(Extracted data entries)
════
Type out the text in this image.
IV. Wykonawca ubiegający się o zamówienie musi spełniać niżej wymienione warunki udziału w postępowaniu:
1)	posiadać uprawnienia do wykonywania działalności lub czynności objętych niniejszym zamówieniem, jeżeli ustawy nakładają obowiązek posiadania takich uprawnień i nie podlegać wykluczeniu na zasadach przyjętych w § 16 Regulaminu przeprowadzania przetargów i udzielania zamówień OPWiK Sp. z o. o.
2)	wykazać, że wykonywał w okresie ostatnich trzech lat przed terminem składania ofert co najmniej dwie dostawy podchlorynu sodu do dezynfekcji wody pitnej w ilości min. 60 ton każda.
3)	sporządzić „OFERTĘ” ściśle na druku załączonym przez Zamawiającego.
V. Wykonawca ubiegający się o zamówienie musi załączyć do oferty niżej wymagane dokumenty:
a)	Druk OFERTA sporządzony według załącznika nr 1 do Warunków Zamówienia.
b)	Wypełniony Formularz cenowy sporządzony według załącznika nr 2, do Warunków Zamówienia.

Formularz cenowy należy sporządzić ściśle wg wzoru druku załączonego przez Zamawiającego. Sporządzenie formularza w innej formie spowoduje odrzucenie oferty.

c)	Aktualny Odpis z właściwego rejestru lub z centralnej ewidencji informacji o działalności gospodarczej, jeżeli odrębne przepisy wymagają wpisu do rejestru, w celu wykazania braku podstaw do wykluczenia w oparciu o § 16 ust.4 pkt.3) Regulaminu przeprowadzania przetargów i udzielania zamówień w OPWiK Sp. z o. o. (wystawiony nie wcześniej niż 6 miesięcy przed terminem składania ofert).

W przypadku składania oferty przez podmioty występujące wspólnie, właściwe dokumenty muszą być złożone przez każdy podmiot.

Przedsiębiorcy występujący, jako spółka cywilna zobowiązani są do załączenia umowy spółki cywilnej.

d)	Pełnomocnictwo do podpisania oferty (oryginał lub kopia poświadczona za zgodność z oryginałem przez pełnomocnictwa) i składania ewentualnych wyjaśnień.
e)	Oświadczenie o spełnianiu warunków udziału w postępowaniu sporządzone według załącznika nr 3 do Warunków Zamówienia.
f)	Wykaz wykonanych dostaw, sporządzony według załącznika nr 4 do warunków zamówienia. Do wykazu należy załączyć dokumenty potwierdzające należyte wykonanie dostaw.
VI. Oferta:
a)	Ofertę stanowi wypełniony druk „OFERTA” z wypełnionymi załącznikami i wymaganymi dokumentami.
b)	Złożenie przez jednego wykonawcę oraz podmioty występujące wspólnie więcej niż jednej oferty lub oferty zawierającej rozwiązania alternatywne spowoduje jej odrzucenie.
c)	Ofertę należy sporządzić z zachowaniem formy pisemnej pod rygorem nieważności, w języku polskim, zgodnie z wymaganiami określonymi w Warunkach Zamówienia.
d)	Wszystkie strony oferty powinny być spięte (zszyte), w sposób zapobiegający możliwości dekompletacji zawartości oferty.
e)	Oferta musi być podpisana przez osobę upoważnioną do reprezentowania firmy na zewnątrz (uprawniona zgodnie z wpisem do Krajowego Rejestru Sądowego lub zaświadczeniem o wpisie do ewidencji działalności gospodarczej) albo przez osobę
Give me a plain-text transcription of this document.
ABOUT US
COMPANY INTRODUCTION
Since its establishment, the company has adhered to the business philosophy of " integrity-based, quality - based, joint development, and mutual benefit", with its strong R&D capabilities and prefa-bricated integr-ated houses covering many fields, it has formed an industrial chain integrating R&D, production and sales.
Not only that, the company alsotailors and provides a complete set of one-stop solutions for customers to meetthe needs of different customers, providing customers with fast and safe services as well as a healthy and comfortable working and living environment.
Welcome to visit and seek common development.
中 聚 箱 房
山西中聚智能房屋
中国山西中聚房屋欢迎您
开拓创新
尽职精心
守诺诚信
════
▶ [EXERCISE DETAILS]: Give back exactly the lines beginning at the one with "Give me a plain-text" and ending at the final line of the material; both boundary lines belong in it.

▶ [EXERCISE RESPONSE]:
Give me a plain-text transcription of this document.
ABOUT US
COMPANY INTRODUCTION
Since its establishment, the company has adhered to the business philosophy of " integrity-based, quality - based, joint development, and mutual benefit", with its strong R&D capabilities and prefa-bricated integr-ated houses covering many fields, it has formed an industrial chain integrating R&D, production and sales.
Not only that, the company alsotailors and provides a complete set of one-stop solutions for customers to meetthe needs of different customers, providing customers with fast and safe services as well as a healthy and comfortable working and living environment.
Welcome to visit and seek common development.
中 聚 箱 房
山西中聚智能房屋
中国山西中聚房屋欢迎您
开拓创新
尽职精心
守诺诚信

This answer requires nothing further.